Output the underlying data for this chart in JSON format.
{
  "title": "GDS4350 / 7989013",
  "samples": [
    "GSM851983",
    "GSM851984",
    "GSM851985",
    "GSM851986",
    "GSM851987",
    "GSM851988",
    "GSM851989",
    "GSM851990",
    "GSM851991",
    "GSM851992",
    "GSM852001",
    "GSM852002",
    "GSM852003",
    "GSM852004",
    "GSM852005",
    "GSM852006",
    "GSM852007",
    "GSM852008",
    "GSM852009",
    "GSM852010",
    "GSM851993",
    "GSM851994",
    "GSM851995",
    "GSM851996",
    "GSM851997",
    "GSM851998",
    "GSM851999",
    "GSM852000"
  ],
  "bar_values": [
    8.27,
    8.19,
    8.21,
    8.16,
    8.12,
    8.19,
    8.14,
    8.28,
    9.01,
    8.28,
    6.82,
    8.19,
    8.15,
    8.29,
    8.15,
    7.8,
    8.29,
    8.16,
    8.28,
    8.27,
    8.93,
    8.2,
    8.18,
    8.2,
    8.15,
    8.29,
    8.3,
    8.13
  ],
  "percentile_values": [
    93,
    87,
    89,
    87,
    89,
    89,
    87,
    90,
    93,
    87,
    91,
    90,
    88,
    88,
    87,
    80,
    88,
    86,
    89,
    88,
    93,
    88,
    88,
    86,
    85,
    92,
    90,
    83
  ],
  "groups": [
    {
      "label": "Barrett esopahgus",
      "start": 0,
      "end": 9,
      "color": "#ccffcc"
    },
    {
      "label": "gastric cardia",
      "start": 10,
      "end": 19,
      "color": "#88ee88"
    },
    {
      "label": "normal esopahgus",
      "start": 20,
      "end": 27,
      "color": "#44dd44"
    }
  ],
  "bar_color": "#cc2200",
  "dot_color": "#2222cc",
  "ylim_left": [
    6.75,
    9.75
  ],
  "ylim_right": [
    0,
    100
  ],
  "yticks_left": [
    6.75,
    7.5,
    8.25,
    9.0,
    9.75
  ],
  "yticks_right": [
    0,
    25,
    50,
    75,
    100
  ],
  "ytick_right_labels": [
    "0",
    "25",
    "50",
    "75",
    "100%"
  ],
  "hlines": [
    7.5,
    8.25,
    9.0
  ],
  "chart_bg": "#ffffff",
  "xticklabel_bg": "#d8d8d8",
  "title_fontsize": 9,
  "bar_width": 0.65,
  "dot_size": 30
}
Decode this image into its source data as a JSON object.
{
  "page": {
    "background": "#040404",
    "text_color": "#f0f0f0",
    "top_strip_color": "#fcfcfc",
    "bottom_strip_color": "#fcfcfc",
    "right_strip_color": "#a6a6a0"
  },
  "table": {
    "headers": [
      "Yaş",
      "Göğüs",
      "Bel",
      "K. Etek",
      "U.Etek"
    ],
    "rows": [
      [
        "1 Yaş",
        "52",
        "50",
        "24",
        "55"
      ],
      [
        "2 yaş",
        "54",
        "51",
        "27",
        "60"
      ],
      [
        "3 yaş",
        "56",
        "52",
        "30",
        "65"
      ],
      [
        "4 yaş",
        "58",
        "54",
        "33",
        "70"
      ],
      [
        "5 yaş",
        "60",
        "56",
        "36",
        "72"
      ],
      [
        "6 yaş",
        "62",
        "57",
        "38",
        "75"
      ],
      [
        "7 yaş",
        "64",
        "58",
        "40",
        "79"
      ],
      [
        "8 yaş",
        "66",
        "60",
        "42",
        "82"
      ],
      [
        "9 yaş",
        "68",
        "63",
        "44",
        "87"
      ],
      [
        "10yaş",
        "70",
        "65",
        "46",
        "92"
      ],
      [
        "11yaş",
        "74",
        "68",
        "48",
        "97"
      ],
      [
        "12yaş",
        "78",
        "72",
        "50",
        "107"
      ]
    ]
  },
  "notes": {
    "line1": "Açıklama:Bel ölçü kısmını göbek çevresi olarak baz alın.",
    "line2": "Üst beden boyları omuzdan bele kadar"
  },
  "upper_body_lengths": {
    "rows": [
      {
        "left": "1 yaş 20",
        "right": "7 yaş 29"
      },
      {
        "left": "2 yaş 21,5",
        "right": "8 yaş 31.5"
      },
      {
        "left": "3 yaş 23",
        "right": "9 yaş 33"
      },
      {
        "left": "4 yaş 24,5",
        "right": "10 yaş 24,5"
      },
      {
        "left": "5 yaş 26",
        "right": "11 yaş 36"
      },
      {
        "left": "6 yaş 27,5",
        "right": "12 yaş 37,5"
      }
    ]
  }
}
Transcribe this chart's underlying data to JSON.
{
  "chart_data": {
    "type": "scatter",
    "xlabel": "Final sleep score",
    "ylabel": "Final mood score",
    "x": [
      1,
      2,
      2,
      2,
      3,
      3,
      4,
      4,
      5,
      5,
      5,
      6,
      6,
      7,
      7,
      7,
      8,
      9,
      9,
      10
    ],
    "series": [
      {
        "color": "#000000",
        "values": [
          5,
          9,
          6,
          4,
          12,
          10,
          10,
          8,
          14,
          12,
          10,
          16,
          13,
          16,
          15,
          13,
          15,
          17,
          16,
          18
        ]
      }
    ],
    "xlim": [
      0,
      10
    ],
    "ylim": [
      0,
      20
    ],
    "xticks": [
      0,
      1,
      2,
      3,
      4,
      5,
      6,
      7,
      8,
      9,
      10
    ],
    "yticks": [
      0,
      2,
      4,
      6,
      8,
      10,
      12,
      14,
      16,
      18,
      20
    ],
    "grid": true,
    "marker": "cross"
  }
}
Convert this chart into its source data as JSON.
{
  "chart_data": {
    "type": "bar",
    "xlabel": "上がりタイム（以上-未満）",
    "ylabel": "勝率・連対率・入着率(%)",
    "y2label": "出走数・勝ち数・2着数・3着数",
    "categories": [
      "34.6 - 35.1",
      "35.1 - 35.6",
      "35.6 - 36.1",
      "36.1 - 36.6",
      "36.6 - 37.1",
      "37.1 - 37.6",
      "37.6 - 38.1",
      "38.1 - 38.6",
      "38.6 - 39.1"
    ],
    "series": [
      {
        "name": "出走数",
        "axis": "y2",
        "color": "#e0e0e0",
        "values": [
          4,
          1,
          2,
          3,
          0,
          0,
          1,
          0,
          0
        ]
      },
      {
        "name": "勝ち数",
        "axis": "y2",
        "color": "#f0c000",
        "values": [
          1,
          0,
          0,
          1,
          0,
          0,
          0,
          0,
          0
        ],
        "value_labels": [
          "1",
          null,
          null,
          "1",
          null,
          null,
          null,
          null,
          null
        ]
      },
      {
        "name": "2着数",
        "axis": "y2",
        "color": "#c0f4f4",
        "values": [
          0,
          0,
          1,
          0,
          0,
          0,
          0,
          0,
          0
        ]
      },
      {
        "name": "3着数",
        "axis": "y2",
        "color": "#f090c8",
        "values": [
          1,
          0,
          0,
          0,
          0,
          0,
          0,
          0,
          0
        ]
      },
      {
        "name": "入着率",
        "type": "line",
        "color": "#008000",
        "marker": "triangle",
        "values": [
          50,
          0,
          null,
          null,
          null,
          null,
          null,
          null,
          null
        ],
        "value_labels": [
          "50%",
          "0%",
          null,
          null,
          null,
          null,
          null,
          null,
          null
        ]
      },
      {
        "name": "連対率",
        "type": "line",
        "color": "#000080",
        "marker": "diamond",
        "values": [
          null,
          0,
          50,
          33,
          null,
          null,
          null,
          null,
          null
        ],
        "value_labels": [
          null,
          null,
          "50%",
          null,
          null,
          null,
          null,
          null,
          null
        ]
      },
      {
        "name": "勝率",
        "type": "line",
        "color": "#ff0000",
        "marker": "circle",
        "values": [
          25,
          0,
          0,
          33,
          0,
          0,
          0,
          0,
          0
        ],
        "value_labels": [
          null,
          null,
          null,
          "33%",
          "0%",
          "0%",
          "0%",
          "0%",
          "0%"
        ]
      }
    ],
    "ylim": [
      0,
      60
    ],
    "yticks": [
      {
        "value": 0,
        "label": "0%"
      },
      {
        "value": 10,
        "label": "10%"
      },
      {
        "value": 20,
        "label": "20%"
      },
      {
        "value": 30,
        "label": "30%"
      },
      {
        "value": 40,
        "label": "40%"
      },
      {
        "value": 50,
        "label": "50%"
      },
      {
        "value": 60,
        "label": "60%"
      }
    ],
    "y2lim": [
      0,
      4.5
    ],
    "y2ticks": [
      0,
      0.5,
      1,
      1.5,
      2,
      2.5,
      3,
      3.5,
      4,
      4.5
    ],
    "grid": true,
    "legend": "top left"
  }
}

┄┄┄┄┄┄┄┄┄┄┄┄┄┄┄┄┄┄┄┄

**Set exercise**
Sift the material for lines with the string "into". Copy each one found.

**Written solution**
Decode this image into its source data as a JSON object.
Convert this chart into its source data as JSON.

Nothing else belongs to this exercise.